**Exercise prompt:**
Every line below that includes "ylabel" counts toward the total. Report that total alone.

Recorded data
——

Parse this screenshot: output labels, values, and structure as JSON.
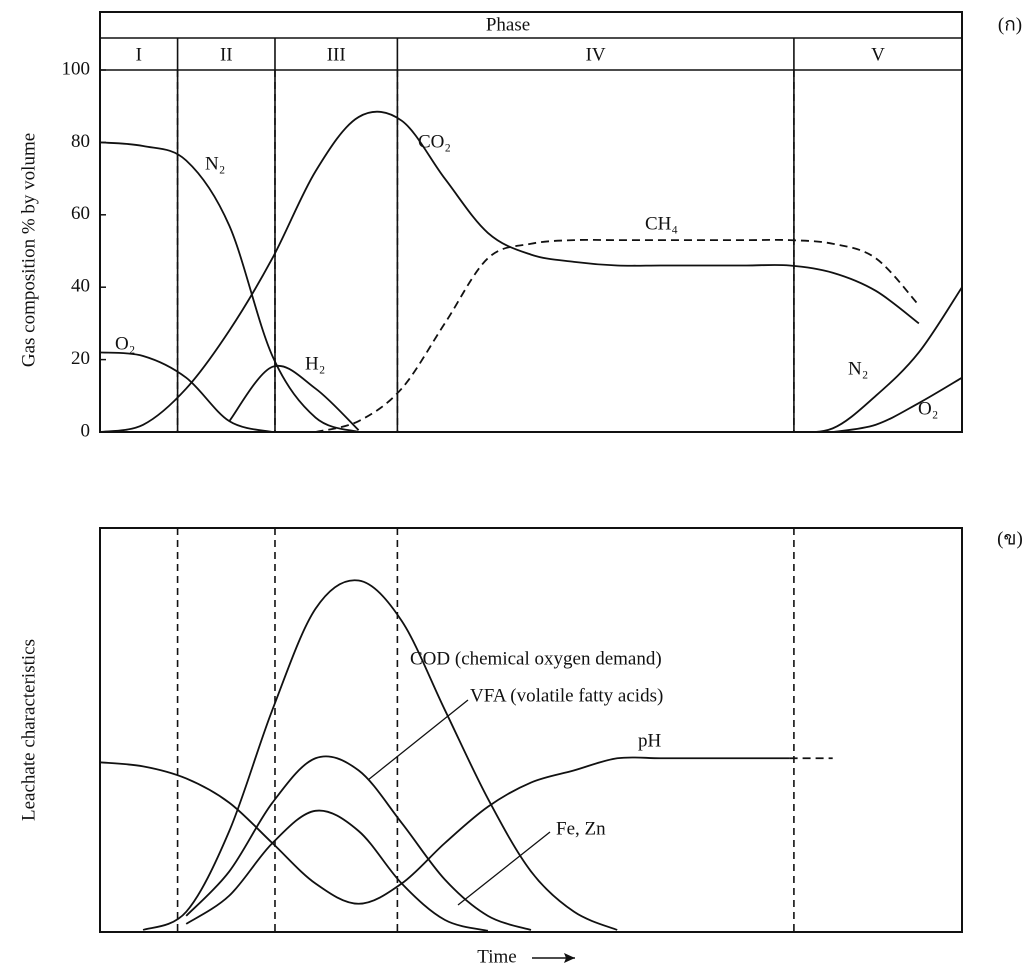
{
  "chart_data": [
    {
      "type": "line",
      "annotation": "(ก)",
      "ylabel": "Gas composition % by volume",
      "xlim": [
        0,
        100
      ],
      "ylim": [
        0,
        100
      ],
      "yticks": [
        0,
        20,
        40,
        60,
        80,
        100
      ],
      "x": [
        0,
        5,
        10,
        15,
        20,
        25,
        30,
        35,
        40,
        45,
        50,
        55,
        60,
        65,
        70,
        75,
        80,
        85,
        90,
        95,
        100
      ],
      "phases": {
        "title": "Phase",
        "labels": [
          "I",
          "II",
          "III",
          "IV",
          "V"
        ],
        "boundaries": [
          9,
          20.3,
          34.5,
          80.5
        ]
      },
      "series": [
        {
          "name": "N₂",
          "color": "#111",
          "values": [
            80,
            79,
            75,
            57,
            21,
            4,
            0,
            null,
            null,
            null,
            null,
            null,
            null,
            null,
            null,
            null,
            0,
            1,
            10,
            22,
            40
          ]
        },
        {
          "name": "O₂",
          "color": "#111",
          "values": [
            22,
            21,
            15,
            3,
            0,
            null,
            null,
            null,
            null,
            null,
            null,
            null,
            null,
            null,
            null,
            null,
            null,
            0,
            2,
            8,
            15
          ]
        },
        {
          "name": "CO₂",
          "color": "#111",
          "values": [
            0,
            2,
            12,
            28,
            48,
            72,
            87,
            86,
            70,
            55,
            49,
            47,
            46,
            46,
            46,
            46,
            46,
            44,
            39,
            30,
            null
          ]
        },
        {
          "name": "H₂",
          "color": "#111",
          "values": [
            null,
            null,
            null,
            3,
            18,
            12,
            0.5,
            null,
            null,
            null,
            null,
            null,
            null,
            null,
            null,
            null,
            null,
            null,
            null,
            null,
            null
          ]
        },
        {
          "name": "CH₄",
          "color": "#111",
          "dashed": true,
          "values": [
            null,
            null,
            null,
            null,
            null,
            0,
            3,
            12,
            30,
            48,
            52,
            53,
            53,
            53,
            53,
            53,
            53,
            52,
            48,
            35,
            null
          ]
        }
      ]
    },
    {
      "type": "line",
      "annotation": "(ข)",
      "ylabel": "Leachate characteristics",
      "xlabel": "Time",
      "xlim": [
        0,
        100
      ],
      "ylim": [
        0,
        100
      ],
      "x": [
        0,
        5,
        10,
        15,
        20,
        25,
        30,
        35,
        40,
        45,
        50,
        55,
        60,
        65,
        70,
        75,
        80,
        85,
        90,
        95,
        100
      ],
      "series": [
        {
          "name": "COD (chemical oxygen demand)",
          "color": "#111",
          "values": [
            null,
            0.5,
            5,
            25,
            55,
            80,
            87,
            77,
            55,
            33,
            15,
            5,
            0.5,
            null,
            null,
            null,
            null,
            null,
            null,
            null,
            null
          ]
        },
        {
          "name": "VFA (volatile fatty acids)",
          "color": "#111",
          "values": [
            null,
            null,
            4,
            15,
            32,
            43,
            40,
            27,
            13,
            4,
            0.5,
            null,
            null,
            null,
            null,
            null,
            null,
            null,
            null,
            null,
            null
          ]
        },
        {
          "name": "pH",
          "color": "#111",
          "dash_after": 80,
          "values": [
            42,
            41,
            38,
            32,
            22,
            12,
            7,
            12,
            22,
            31,
            37,
            40,
            43,
            43,
            43,
            43,
            43,
            43,
            null,
            null,
            null
          ]
        },
        {
          "name": "Fe, Zn",
          "color": "#111",
          "values": [
            null,
            null,
            2,
            9,
            22,
            30,
            25,
            12,
            3,
            0.3,
            null,
            null,
            null,
            null,
            null,
            null,
            null,
            null,
            null,
            null,
            null
          ]
        }
      ]
    }
  ]
}
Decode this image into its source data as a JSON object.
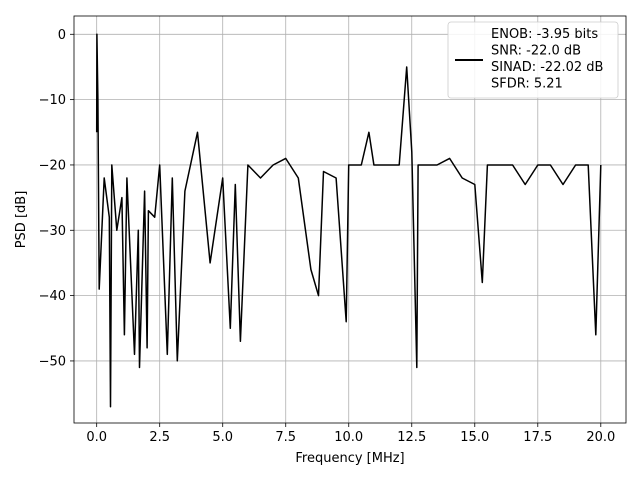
{
  "chart_data": {
    "type": "line",
    "xlabel": "Frequency [MHz]",
    "ylabel": "PSD [dB]",
    "xlim": [
      -0.9,
      21.0
    ],
    "ylim": [
      -59.5,
      2.8
    ],
    "xticks": [
      0.0,
      2.5,
      5.0,
      7.5,
      10.0,
      12.5,
      15.0,
      17.5,
      20.0
    ],
    "xtick_labels": [
      "0.0",
      "2.5",
      "5.0",
      "7.5",
      "10.0",
      "12.5",
      "15.0",
      "17.5",
      "20.0"
    ],
    "yticks": [
      0,
      -10,
      -20,
      -30,
      -40,
      -50
    ],
    "ytick_labels": [
      "0",
      "−10",
      "−20",
      "−30",
      "−40",
      "−50"
    ],
    "grid": true,
    "legend_position": "top-right",
    "series": [
      {
        "name": "ENOB: -3.95 bits\nSNR: -22.0 dB\nSINAD: -22.02 dB\nSFDR: 5.21",
        "color": "#000000",
        "x": [
          0.0,
          0.01,
          0.05,
          0.1,
          0.3,
          0.5,
          0.55,
          0.6,
          0.8,
          1.0,
          1.1,
          1.2,
          1.5,
          1.65,
          1.7,
          1.9,
          2.0,
          2.05,
          2.3,
          2.5,
          2.8,
          3.0,
          3.2,
          3.5,
          4.0,
          4.5,
          5.0,
          5.3,
          5.5,
          5.7,
          6.0,
          6.5,
          7.0,
          7.5,
          8.0,
          8.5,
          8.8,
          9.0,
          9.5,
          9.9,
          10.0,
          10.5,
          10.8,
          11.0,
          11.5,
          12.0,
          12.3,
          12.5,
          12.7,
          12.75,
          13.0,
          13.5,
          14.0,
          14.5,
          15.0,
          15.3,
          15.5,
          16.0,
          16.5,
          17.0,
          17.5,
          18.0,
          18.5,
          19.0,
          19.5,
          19.8,
          20.0
        ],
        "y": [
          -15,
          0,
          -10,
          -39,
          -22,
          -28,
          -57,
          -20,
          -30,
          -25,
          -46,
          -22,
          -49,
          -30,
          -51,
          -24,
          -48,
          -27,
          -28,
          -20,
          -49,
          -22,
          -50,
          -24,
          -15,
          -35,
          -22,
          -45,
          -23,
          -47,
          -20,
          -22,
          -20,
          -19,
          -22,
          -36,
          -40,
          -21,
          -22,
          -44,
          -20,
          -20,
          -15,
          -20,
          -20,
          -20,
          -5,
          -18,
          -51,
          -20,
          -20,
          -20,
          -19,
          -22,
          -23,
          -38,
          -20,
          -20,
          -20,
          -23,
          -20,
          -20,
          -23,
          -20,
          -20,
          -46,
          -20
        ]
      }
    ]
  }
}
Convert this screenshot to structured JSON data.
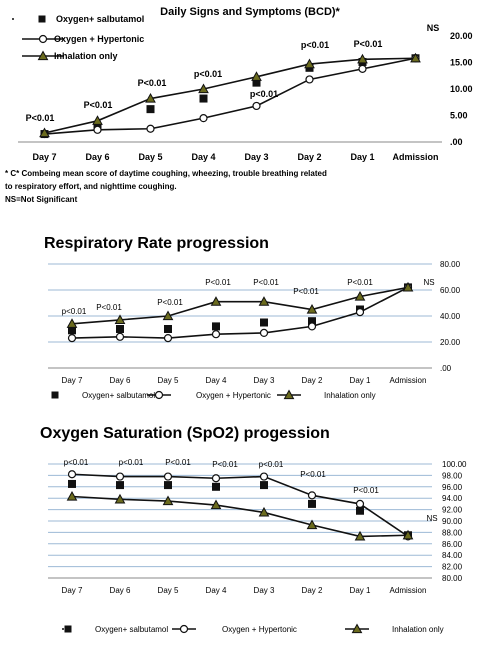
{
  "chart_data": [
    {
      "type": "line",
      "title": "Daily Signs and Symptoms (BCD)*",
      "categories": [
        "Day 7",
        "Day 6",
        "Day 5",
        "Day 4",
        "Day 3",
        "Day 2",
        "Day 1",
        "Admission"
      ],
      "ylim": [
        0,
        20
      ],
      "yticks": [
        ".00",
        "5.00",
        "10.00",
        "15.00",
        "20.00"
      ],
      "legend_position": "top-left",
      "series": [
        {
          "name": "Oxygen+ salbutamol",
          "marker": "square",
          "line": false,
          "values": [
            1.5,
            2.8,
            6.2,
            8.2,
            11.2,
            14.0,
            15.1,
            15.8
          ]
        },
        {
          "name": "Oxygen + Hypertonic",
          "marker": "circle",
          "line": true,
          "values": [
            1.5,
            2.3,
            2.5,
            4.5,
            6.8,
            11.8,
            13.8,
            15.8
          ]
        },
        {
          "name": "Inhalation only",
          "marker": "triangle",
          "line": true,
          "values": [
            1.7,
            4.0,
            8.2,
            10.0,
            12.3,
            14.7,
            15.6,
            15.8
          ]
        }
      ],
      "annotations": [
        "P<0.01",
        "P<0.01",
        "P<0.01",
        "p<0.01",
        "p<0.01",
        "p<0.01",
        "P<0.01",
        "NS"
      ],
      "footnote": [
        "* C* Combeing  mean score of daytime coughing, wheezing, trouble breathing related",
        "to respiratory effort, and nighttime coughing.",
        "NS=Not Significant"
      ]
    },
    {
      "type": "line",
      "title": "Respiratory Rate progression",
      "categories": [
        "Day 7",
        "Day 6",
        "Day 5",
        "Day 4",
        "Day 3",
        "Day 2",
        "Day 1",
        "Admission"
      ],
      "ylim": [
        0,
        80
      ],
      "yticks": [
        ".00",
        "20.00",
        "40.00",
        "60.00",
        "80.00"
      ],
      "grid": true,
      "legend_position": "bottom",
      "series": [
        {
          "name": "Oxygen+ salbutamol",
          "marker": "square",
          "line": false,
          "values": [
            29,
            30,
            30,
            32,
            35,
            36,
            45,
            62
          ]
        },
        {
          "name": "Oxygen + Hypertonic",
          "marker": "circle",
          "line": true,
          "values": [
            23,
            24,
            23,
            26,
            27,
            32,
            43,
            62
          ]
        },
        {
          "name": "Inhalation only",
          "marker": "triangle",
          "line": true,
          "values": [
            34,
            37,
            40,
            51,
            51,
            45,
            55,
            62
          ]
        }
      ],
      "annotations": [
        "p<0.01",
        "P<0.01",
        "P<0.01",
        "P<0.01",
        "P<0.01",
        "P<0.01",
        "P<0.01",
        "NS"
      ]
    },
    {
      "type": "line",
      "title": "Oxygen Saturation (SpO2) progession",
      "categories": [
        "Day 7",
        "Day 6",
        "Day 5",
        "Day 4",
        "Day 3",
        "Day 2",
        "Day 1",
        "Admission"
      ],
      "ylim": [
        80,
        100
      ],
      "yticks": [
        "80.00",
        "82.00",
        "84.00",
        "86.00",
        "88.00",
        "90.00",
        "92.00",
        "94.00",
        "96.00",
        "98.00",
        "100.00"
      ],
      "grid": true,
      "legend_position": "bottom",
      "series": [
        {
          "name": "Oxygen+ salbutamol",
          "marker": "square",
          "line": false,
          "values": [
            96.5,
            96.3,
            96.3,
            96.0,
            96.3,
            93.0,
            91.8,
            87.5
          ]
        },
        {
          "name": "Oxygen + Hypertonic",
          "marker": "circle",
          "line": true,
          "values": [
            98.2,
            97.8,
            97.8,
            97.5,
            97.8,
            94.5,
            93.0,
            87.3
          ]
        },
        {
          "name": "Inhalation only",
          "marker": "triangle",
          "line": true,
          "values": [
            94.3,
            93.8,
            93.5,
            92.8,
            91.5,
            89.3,
            87.3,
            87.5
          ]
        }
      ],
      "annotations": [
        "p<0.01",
        "p<0.01",
        "P<0.01",
        "P<0.01",
        "p<0.01",
        "P<0.01",
        "P<0.01",
        "NS"
      ]
    }
  ]
}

——

**Correct result:**
3